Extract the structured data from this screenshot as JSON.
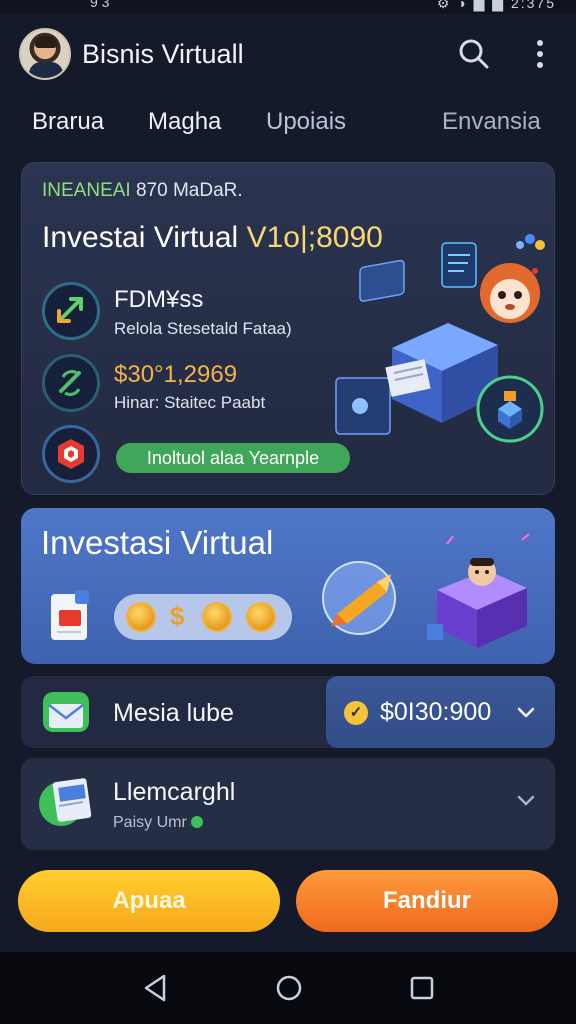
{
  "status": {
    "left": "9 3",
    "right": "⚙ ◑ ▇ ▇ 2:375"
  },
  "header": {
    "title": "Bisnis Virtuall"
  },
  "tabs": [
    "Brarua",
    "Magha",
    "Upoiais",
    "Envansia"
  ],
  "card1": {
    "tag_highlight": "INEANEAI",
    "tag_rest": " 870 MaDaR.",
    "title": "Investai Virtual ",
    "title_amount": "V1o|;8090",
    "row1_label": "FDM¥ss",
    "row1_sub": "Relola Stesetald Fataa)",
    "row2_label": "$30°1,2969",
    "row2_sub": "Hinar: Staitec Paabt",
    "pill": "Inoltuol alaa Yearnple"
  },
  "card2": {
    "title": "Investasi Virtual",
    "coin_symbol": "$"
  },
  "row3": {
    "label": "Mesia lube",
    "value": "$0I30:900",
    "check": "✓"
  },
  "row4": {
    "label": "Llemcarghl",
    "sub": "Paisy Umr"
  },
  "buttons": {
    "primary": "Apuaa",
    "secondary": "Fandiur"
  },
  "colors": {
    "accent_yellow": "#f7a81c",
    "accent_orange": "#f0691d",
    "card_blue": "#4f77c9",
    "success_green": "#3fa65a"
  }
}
====
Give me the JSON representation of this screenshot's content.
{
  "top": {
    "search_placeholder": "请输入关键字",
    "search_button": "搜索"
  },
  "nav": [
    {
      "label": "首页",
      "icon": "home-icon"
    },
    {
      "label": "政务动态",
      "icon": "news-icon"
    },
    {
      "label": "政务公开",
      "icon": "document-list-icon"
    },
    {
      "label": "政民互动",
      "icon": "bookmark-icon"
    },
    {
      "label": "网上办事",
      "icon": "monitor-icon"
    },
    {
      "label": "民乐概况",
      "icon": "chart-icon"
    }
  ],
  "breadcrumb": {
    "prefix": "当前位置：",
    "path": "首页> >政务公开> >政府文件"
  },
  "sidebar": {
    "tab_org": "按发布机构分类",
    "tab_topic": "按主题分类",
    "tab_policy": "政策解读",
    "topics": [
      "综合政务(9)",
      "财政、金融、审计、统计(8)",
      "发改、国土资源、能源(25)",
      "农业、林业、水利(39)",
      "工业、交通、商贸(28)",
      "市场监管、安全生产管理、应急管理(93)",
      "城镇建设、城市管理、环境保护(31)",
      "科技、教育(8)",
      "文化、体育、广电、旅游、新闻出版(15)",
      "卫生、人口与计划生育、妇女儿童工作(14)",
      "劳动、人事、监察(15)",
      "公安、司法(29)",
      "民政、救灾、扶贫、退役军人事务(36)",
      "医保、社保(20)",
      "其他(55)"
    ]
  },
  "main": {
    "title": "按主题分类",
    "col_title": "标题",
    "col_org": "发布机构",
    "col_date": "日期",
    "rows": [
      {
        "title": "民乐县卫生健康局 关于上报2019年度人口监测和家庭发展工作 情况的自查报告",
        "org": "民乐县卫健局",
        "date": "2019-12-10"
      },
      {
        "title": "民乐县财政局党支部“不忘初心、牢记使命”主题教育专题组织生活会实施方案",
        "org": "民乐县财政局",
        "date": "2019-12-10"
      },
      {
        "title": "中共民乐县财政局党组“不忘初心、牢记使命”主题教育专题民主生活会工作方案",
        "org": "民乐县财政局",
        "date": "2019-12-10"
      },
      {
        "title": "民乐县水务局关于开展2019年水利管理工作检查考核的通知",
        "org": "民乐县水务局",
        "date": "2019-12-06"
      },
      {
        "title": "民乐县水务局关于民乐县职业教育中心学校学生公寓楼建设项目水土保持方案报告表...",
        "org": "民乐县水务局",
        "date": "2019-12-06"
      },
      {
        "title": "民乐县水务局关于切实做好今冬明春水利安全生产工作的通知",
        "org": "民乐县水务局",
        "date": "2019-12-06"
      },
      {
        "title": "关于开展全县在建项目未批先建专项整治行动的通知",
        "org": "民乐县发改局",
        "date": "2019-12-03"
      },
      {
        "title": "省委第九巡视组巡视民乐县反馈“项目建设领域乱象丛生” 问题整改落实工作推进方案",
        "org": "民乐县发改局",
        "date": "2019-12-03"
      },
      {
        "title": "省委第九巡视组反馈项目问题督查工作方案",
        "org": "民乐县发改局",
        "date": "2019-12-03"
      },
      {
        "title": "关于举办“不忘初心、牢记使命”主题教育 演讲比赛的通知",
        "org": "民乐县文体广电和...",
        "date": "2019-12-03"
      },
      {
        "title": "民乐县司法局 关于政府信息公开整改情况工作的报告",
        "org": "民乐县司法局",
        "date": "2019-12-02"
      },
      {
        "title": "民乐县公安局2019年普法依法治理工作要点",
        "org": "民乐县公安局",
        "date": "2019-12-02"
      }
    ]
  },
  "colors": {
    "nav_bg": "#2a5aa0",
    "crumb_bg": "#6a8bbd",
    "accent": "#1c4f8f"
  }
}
====
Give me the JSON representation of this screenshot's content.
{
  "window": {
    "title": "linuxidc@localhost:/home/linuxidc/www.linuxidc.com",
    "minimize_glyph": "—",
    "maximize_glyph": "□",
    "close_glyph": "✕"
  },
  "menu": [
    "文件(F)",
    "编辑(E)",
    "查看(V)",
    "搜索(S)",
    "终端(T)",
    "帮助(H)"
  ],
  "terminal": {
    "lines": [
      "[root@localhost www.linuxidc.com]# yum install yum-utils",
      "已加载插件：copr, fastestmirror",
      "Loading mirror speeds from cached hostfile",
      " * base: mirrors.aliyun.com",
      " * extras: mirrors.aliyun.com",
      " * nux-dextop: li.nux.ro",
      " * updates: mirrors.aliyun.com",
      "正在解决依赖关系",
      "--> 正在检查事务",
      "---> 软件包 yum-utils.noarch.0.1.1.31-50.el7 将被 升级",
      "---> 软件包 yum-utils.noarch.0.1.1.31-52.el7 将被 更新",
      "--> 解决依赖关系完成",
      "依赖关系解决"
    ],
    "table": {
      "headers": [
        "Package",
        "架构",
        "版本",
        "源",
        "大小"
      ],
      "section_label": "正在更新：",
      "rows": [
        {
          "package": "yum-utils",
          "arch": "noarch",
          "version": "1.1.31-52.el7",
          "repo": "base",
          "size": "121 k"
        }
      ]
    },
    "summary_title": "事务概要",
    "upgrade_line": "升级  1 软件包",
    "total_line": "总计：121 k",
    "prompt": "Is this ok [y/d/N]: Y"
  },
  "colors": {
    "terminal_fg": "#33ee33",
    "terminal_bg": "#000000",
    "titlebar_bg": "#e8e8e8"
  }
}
====
What the task requires: Give the count of lines in the listing that hold the word "牢记使命", with no other text.

Response to the task: 3